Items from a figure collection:
══════

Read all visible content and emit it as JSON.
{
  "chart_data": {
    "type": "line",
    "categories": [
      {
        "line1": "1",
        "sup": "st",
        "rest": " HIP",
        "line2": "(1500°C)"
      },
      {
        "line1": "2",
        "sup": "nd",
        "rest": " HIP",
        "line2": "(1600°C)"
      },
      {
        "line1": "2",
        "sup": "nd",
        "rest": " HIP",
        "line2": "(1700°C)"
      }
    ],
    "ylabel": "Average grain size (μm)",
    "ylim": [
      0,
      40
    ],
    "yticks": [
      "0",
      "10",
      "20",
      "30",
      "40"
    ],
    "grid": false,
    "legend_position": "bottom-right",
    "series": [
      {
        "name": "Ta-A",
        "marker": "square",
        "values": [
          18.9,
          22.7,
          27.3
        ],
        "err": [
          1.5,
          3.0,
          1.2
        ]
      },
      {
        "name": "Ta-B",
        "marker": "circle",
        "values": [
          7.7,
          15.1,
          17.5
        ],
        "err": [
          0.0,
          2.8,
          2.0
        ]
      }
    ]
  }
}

══════

= Work instructions =
Print all of the entries exactly as they are written.

= Full answer =
Read all visible content and emit it as JSON.
{
  "chart_data": {
    "type": "line",
    "categories": [
      {
        "line1": "1",
        "sup": "st",
        "rest": " HIP",
        "line2": "(1500°C)"
      },
      {
        "line1": "2",
        "sup": "nd",
        "rest": " HIP",
        "line2": "(1600°C)"
      },
      {
        "line1": "2",
        "sup": "nd",
        "rest": " HIP",
        "line2": "(1700°C)"
      }
    ],
    "ylabel": "Average grain size (μm)",
    "ylim": [
      0,
      40
    ],
    "yticks": [
      "0",
      "10",
      "20",
      "30",
      "40"
    ],
    "grid": false,
    "legend_position": "bottom-right",
    "series": [
      {
        "name": "Ta-A",
        "marker": "square",
        "values": [
          18.9,
          22.7,
          27.3
        ],
        "err": [
          1.5,
          3.0,
          1.2
        ]
      },
      {
        "name": "Ta-B",
        "marker": "circle",
        "values": [
          7.7,
          15.1,
          17.5
        ],
        "err": [
          0.0,
          2.8,
          2.0
        ]
      }
    ]
  }
}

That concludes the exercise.